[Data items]

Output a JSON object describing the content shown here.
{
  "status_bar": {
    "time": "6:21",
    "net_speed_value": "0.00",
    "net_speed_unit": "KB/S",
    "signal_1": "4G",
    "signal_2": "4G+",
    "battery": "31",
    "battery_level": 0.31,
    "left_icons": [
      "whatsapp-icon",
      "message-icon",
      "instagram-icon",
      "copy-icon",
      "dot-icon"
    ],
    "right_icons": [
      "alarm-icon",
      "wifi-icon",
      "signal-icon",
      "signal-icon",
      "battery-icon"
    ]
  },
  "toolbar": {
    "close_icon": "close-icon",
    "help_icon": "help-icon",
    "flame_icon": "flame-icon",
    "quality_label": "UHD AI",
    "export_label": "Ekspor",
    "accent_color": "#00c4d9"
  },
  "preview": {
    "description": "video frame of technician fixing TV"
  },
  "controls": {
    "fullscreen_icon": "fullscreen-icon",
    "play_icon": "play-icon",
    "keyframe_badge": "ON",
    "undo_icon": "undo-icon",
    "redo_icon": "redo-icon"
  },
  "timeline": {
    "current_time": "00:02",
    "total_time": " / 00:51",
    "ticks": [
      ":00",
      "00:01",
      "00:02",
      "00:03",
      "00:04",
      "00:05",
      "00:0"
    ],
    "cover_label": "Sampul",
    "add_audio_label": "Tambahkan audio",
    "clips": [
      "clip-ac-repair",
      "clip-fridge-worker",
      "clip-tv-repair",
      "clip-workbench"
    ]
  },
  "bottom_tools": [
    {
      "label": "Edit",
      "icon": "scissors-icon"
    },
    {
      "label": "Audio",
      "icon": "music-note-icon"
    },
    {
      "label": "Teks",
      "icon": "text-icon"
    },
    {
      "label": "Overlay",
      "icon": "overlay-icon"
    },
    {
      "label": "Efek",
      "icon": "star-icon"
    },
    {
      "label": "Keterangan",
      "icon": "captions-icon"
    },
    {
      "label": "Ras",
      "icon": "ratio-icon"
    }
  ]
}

◆ **Exercise description**: Write out each line of the data above again, exactly as given.

◆ **Answer**:
Output a JSON object describing the content shown here.
{
  "status_bar": {
    "time": "6:21",
    "net_speed_value": "0.00",
    "net_speed_unit": "KB/S",
    "signal_1": "4G",
    "signal_2": "4G+",
    "battery": "31",
    "battery_level": 0.31,
    "left_icons": [
      "whatsapp-icon",
      "message-icon",
      "instagram-icon",
      "copy-icon",
      "dot-icon"
    ],
    "right_icons": [
      "alarm-icon",
      "wifi-icon",
      "signal-icon",
      "signal-icon",
      "battery-icon"
    ]
  },
  "toolbar": {
    "close_icon": "close-icon",
    "help_icon": "help-icon",
    "flame_icon": "flame-icon",
    "quality_label": "UHD AI",
    "export_label": "Ekspor",
    "accent_color": "#00c4d9"
  },
  "preview": {
    "description": "video frame of technician fixing TV"
  },
  "controls": {
    "fullscreen_icon": "fullscreen-icon",
    "play_icon": "play-icon",
    "keyframe_badge": "ON",
    "undo_icon": "undo-icon",
    "redo_icon": "redo-icon"
  },
  "timeline": {
    "current_time": "00:02",
    "total_time": " / 00:51",
    "ticks": [
      ":00",
      "00:01",
      "00:02",
      "00:03",
      "00:04",
      "00:05",
      "00:0"
    ],
    "cover_label": "Sampul",
    "add_audio_label": "Tambahkan audio",
    "clips": [
      "clip-ac-repair",
      "clip-fridge-worker",
      "clip-tv-repair",
      "clip-workbench"
    ]
  },
  "bottom_tools": [
    {
      "label": "Edit",
      "icon": "scissors-icon"
    },
    {
      "label": "Audio",
      "icon": "music-note-icon"
    },
    {
      "label": "Teks",
      "icon": "text-icon"
    },
    {
      "label": "Overlay",
      "icon": "overlay-icon"
    },
    {
      "label": "Efek",
      "icon": "star-icon"
    },
    {
      "label": "Keterangan",
      "icon": "captions-icon"
    },
    {
      "label": "Ras",
      "icon": "ratio-icon"
    }
  ]
}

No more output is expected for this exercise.